Items listed in a dataset:
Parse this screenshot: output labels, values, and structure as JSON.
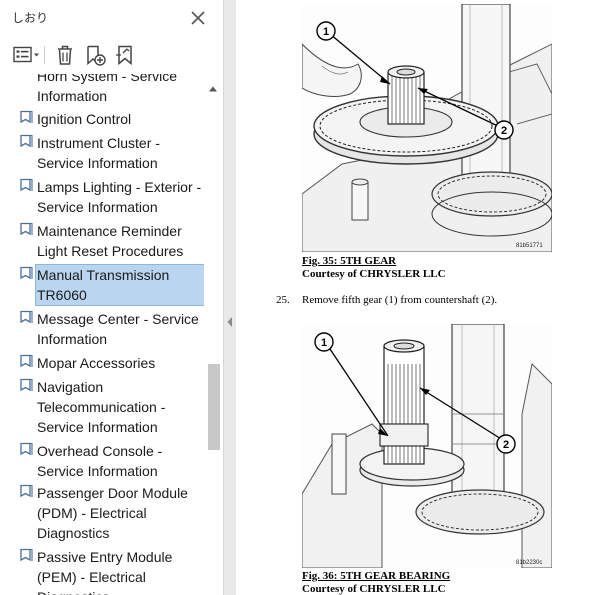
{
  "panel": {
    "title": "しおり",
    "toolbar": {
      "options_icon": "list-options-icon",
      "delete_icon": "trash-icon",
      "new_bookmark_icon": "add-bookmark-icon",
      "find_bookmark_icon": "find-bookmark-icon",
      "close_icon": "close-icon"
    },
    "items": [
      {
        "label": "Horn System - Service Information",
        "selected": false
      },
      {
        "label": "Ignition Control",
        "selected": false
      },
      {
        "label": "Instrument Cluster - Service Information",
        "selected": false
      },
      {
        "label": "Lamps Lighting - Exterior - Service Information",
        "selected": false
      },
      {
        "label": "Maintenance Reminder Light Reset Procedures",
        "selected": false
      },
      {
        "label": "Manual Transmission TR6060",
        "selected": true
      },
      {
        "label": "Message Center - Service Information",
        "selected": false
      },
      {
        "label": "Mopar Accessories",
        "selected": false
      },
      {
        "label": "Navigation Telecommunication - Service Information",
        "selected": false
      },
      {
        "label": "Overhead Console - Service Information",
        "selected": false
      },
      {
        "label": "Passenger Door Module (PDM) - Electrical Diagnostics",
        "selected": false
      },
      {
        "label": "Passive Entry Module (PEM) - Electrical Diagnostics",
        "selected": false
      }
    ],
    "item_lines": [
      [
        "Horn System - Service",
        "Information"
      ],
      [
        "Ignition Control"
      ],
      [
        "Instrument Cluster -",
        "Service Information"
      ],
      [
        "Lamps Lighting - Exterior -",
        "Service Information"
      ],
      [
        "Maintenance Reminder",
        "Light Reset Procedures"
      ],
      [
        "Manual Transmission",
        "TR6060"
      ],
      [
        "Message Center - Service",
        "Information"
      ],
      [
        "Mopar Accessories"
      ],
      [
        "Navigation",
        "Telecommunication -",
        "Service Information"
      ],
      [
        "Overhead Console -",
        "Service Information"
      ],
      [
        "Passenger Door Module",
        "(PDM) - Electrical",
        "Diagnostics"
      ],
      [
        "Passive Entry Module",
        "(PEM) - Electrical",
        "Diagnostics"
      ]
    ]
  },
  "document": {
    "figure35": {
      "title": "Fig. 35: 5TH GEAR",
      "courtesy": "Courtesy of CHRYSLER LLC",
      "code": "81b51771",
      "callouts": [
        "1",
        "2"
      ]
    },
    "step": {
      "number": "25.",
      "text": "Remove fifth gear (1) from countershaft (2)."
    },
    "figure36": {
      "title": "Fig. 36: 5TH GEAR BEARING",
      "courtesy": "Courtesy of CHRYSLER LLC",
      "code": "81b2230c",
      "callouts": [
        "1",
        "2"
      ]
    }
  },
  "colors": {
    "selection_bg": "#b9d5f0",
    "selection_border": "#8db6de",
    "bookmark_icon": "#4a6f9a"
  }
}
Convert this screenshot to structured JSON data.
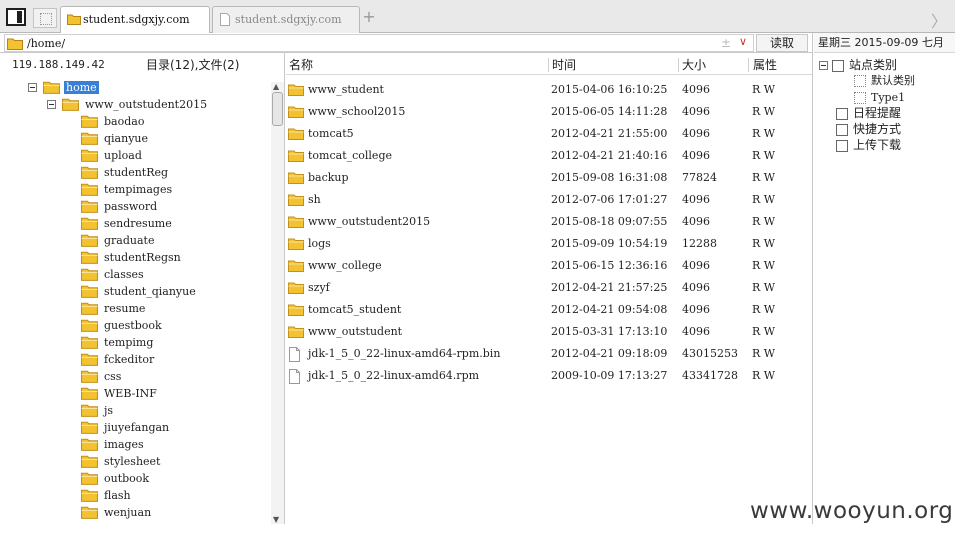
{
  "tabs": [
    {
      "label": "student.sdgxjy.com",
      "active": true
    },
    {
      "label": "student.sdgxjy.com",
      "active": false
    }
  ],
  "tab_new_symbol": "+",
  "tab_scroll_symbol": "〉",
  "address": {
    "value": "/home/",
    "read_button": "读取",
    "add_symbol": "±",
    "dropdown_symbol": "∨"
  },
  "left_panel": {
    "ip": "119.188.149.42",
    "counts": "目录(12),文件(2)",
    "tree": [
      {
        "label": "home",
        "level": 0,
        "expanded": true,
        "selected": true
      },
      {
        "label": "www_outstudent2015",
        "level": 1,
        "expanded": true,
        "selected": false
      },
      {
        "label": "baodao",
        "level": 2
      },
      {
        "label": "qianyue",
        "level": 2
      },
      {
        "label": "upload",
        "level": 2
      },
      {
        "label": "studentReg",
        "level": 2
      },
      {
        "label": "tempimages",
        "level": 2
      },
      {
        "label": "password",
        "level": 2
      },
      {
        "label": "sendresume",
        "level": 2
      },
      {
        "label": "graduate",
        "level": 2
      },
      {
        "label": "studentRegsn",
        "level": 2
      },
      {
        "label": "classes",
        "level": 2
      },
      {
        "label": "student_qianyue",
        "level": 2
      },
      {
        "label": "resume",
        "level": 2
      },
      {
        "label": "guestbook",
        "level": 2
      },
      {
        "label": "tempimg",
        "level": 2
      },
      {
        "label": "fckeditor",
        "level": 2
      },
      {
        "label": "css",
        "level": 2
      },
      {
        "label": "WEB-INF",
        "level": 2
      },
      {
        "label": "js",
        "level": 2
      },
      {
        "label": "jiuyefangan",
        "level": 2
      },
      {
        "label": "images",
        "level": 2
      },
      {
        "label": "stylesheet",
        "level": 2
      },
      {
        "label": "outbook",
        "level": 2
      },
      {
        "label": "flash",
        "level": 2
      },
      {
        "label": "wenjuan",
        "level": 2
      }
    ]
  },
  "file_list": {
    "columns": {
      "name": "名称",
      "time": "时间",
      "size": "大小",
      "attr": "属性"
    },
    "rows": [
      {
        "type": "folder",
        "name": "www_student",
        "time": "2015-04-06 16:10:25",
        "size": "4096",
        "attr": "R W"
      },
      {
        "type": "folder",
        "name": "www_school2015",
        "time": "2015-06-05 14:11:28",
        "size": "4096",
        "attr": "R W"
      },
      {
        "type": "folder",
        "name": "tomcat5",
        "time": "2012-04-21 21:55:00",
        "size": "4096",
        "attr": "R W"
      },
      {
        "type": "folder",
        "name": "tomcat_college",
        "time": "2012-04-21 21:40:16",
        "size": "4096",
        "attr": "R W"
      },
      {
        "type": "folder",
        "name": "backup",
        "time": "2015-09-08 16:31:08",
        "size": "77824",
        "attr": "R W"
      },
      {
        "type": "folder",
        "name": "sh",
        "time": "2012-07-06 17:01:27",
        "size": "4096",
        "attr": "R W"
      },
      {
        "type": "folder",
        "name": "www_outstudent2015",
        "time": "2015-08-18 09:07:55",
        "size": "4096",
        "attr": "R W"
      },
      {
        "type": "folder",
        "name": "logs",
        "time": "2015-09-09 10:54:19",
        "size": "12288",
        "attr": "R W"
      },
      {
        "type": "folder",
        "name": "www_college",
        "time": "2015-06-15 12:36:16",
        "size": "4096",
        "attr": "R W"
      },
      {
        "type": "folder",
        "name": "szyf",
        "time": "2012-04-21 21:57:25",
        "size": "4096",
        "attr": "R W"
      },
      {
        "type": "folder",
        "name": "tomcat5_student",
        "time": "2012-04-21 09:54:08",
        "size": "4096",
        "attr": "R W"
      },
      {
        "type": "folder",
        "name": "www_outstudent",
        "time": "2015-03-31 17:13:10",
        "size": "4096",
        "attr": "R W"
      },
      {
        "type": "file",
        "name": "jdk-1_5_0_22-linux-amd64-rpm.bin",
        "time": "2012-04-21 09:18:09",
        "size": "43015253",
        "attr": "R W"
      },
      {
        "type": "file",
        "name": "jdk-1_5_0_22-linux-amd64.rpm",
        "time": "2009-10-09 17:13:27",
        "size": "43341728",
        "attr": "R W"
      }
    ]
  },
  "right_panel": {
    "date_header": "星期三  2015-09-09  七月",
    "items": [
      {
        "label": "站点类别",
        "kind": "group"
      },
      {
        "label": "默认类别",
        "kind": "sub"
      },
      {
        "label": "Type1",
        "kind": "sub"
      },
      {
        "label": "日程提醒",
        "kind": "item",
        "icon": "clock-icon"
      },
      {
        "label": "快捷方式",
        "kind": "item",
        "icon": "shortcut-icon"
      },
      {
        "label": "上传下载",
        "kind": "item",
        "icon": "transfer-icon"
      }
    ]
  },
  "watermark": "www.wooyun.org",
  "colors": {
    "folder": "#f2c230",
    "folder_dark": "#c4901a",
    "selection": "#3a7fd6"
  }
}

● WRITTEN REQUEST: Every record above should be written out again without change, except that the pictures are left out.

● COMPLETE OUTPUT:
Parse this screenshot: output labels, values, and structure as JSON.
{
  "panel": {
    "title": "しおり",
    "toolbar": {
      "options_icon": "list-options-icon",
      "delete_icon": "trash-icon",
      "new_bookmark_icon": "add-bookmark-icon",
      "find_bookmark_icon": "find-bookmark-icon",
      "close_icon": "close-icon"
    },
    "items": [
      {
        "label": "Horn System - Service Information",
        "selected": false
      },
      {
        "label": "Ignition Control",
        "selected": false
      },
      {
        "label": "Instrument Cluster - Service Information",
        "selected": false
      },
      {
        "label": "Lamps Lighting - Exterior - Service Information",
        "selected": false
      },
      {
        "label": "Maintenance Reminder Light Reset Procedures",
        "selected": false
      },
      {
        "label": "Manual Transmission TR6060",
        "selected": true
      },
      {
        "label": "Message Center - Service Information",
        "selected": false
      },
      {
        "label": "Mopar Accessories",
        "selected": false
      },
      {
        "label": "Navigation Telecommunication - Service Information",
        "selected": false
      },
      {
        "label": "Overhead Console - Service Information",
        "selected": false
      },
      {
        "label": "Passenger Door Module (PDM) - Electrical Diagnostics",
        "selected": false
      },
      {
        "label": "Passive Entry Module (PEM) - Electrical Diagnostics",
        "selected": false
      }
    ],
    "item_lines": [
      [
        "Horn System - Service",
        "Information"
      ],
      [
        "Ignition Control"
      ],
      [
        "Instrument Cluster -",
        "Service Information"
      ],
      [
        "Lamps Lighting - Exterior -",
        "Service Information"
      ],
      [
        "Maintenance Reminder",
        "Light Reset Procedures"
      ],
      [
        "Manual Transmission",
        "TR6060"
      ],
      [
        "Message Center - Service",
        "Information"
      ],
      [
        "Mopar Accessories"
      ],
      [
        "Navigation",
        "Telecommunication -",
        "Service Information"
      ],
      [
        "Overhead Console -",
        "Service Information"
      ],
      [
        "Passenger Door Module",
        "(PDM) - Electrical",
        "Diagnostics"
      ],
      [
        "Passive Entry Module",
        "(PEM) - Electrical",
        "Diagnostics"
      ]
    ]
  },
  "document": {
    "figure35": {
      "title": "Fig. 35: 5TH GEAR",
      "courtesy": "Courtesy of CHRYSLER LLC",
      "code": "81b51771",
      "callouts": [
        "1",
        "2"
      ]
    },
    "step": {
      "number": "25.",
      "text": "Remove fifth gear (1) from countershaft (2)."
    },
    "figure36": {
      "title": "Fig. 36: 5TH GEAR BEARING",
      "courtesy": "Courtesy of CHRYSLER LLC",
      "code": "81b2230c",
      "callouts": [
        "1",
        "2"
      ]
    }
  },
  "colors": {
    "selection_bg": "#b9d5f0",
    "selection_border": "#8db6de",
    "bookmark_icon": "#4a6f9a"
  }
}
Convert this screenshot to structured JSON data.
{
  "tabs": [
    {
      "label": "student.sdgxjy.com",
      "active": true
    },
    {
      "label": "student.sdgxjy.com",
      "active": false
    }
  ],
  "tab_new_symbol": "+",
  "tab_scroll_symbol": "〉",
  "address": {
    "value": "/home/",
    "read_button": "读取",
    "add_symbol": "±",
    "dropdown_symbol": "∨"
  },
  "left_panel": {
    "ip": "119.188.149.42",
    "counts": "目录(12),文件(2)",
    "tree": [
      {
        "label": "home",
        "level": 0,
        "expanded": true,
        "selected": true
      },
      {
        "label": "www_outstudent2015",
        "level": 1,
        "expanded": true,
        "selected": false
      },
      {
        "label": "baodao",
        "level": 2
      },
      {
        "label": "qianyue",
        "level": 2
      },
      {
        "label": "upload",
        "level": 2
      },
      {
        "label": "studentReg",
        "level": 2
      },
      {
        "label": "tempimages",
        "level": 2
      },
      {
        "label": "password",
        "level": 2
      },
      {
        "label": "sendresume",
        "level": 2
      },
      {
        "label": "graduate",
        "level": 2
      },
      {
        "label": "studentRegsn",
        "level": 2
      },
      {
        "label": "classes",
        "level": 2
      },
      {
        "label": "student_qianyue",
        "level": 2
      },
      {
        "label": "resume",
        "level": 2
      },
      {
        "label": "guestbook",
        "level": 2
      },
      {
        "label": "tempimg",
        "level": 2
      },
      {
        "label": "fckeditor",
        "level": 2
      },
      {
        "label": "css",
        "level": 2
      },
      {
        "label": "WEB-INF",
        "level": 2
      },
      {
        "label": "js",
        "level": 2
      },
      {
        "label": "jiuyefangan",
        "level": 2
      },
      {
        "label": "images",
        "level": 2
      },
      {
        "label": "stylesheet",
        "level": 2
      },
      {
        "label": "outbook",
        "level": 2
      },
      {
        "label": "flash",
        "level": 2
      },
      {
        "label": "wenjuan",
        "level": 2
      }
    ]
  },
  "file_list": {
    "columns": {
      "name": "名称",
      "time": "时间",
      "size": "大小",
      "attr": "属性"
    },
    "rows": [
      {
        "type": "folder",
        "name": "www_student",
        "time": "2015-04-06 16:10:25",
        "size": "4096",
        "attr": "R W"
      },
      {
        "type": "folder",
        "name": "www_school2015",
        "time": "2015-06-05 14:11:28",
        "size": "4096",
        "attr": "R W"
      },
      {
        "type": "folder",
        "name": "tomcat5",
        "time": "2012-04-21 21:55:00",
        "size": "4096",
        "attr": "R W"
      },
      {
        "type": "folder",
        "name": "tomcat_college",
        "time": "2012-04-21 21:40:16",
        "size": "4096",
        "attr": "R W"
      },
      {
        "type": "folder",
        "name": "backup",
        "time": "2015-09-08 16:31:08",
        "size": "77824",
        "attr": "R W"
      },
      {
        "type": "folder",
        "name": "sh",
        "time": "2012-07-06 17:01:27",
        "size": "4096",
        "attr": "R W"
      },
      {
        "type": "folder",
        "name": "www_outstudent2015",
        "time": "2015-08-18 09:07:55",
        "size": "4096",
        "attr": "R W"
      },
      {
        "type": "folder",
        "name": "logs",
        "time": "2015-09-09 10:54:19",
        "size": "12288",
        "attr": "R W"
      },
      {
        "type": "folder",
        "name": "www_college",
        "time": "2015-06-15 12:36:16",
        "size": "4096",
        "attr": "R W"
      },
      {
        "type": "folder",
        "name": "szyf",
        "time": "2012-04-21 21:57:25",
        "size": "4096",
        "attr": "R W"
      },
      {
        "type": "folder",
        "name": "tomcat5_student",
        "time": "2012-04-21 09:54:08",
        "size": "4096",
        "attr": "R W"
      },
      {
        "type": "folder",
        "name": "www_outstudent",
        "time": "2015-03-31 17:13:10",
        "size": "4096",
        "attr": "R W"
      },
      {
        "type": "file",
        "name": "jdk-1_5_0_22-linux-amd64-rpm.bin",
        "time": "2012-04-21 09:18:09",
        "size": "43015253",
        "attr": "R W"
      },
      {
        "type": "file",
        "name": "jdk-1_5_0_22-linux-amd64.rpm",
        "time": "2009-10-09 17:13:27",
        "size": "43341728",
        "attr": "R W"
      }
    ]
  },
  "right_panel": {
    "date_header": "星期三  2015-09-09  七月",
    "items": [
      {
        "label": "站点类别",
        "kind": "group"
      },
      {
        "label": "默认类别",
        "kind": "sub"
      },
      {
        "label": "Type1",
        "kind": "sub"
      },
      {
        "label": "日程提醒",
        "kind": "item",
        "icon": "clock-icon"
      },
      {
        "label": "快捷方式",
        "kind": "item",
        "icon": "shortcut-icon"
      },
      {
        "label": "上传下载",
        "kind": "item",
        "icon": "transfer-icon"
      }
    ]
  },
  "watermark": "www.wooyun.org",
  "colors": {
    "folder": "#f2c230",
    "folder_dark": "#c4901a",
    "selection": "#3a7fd6"
  }
}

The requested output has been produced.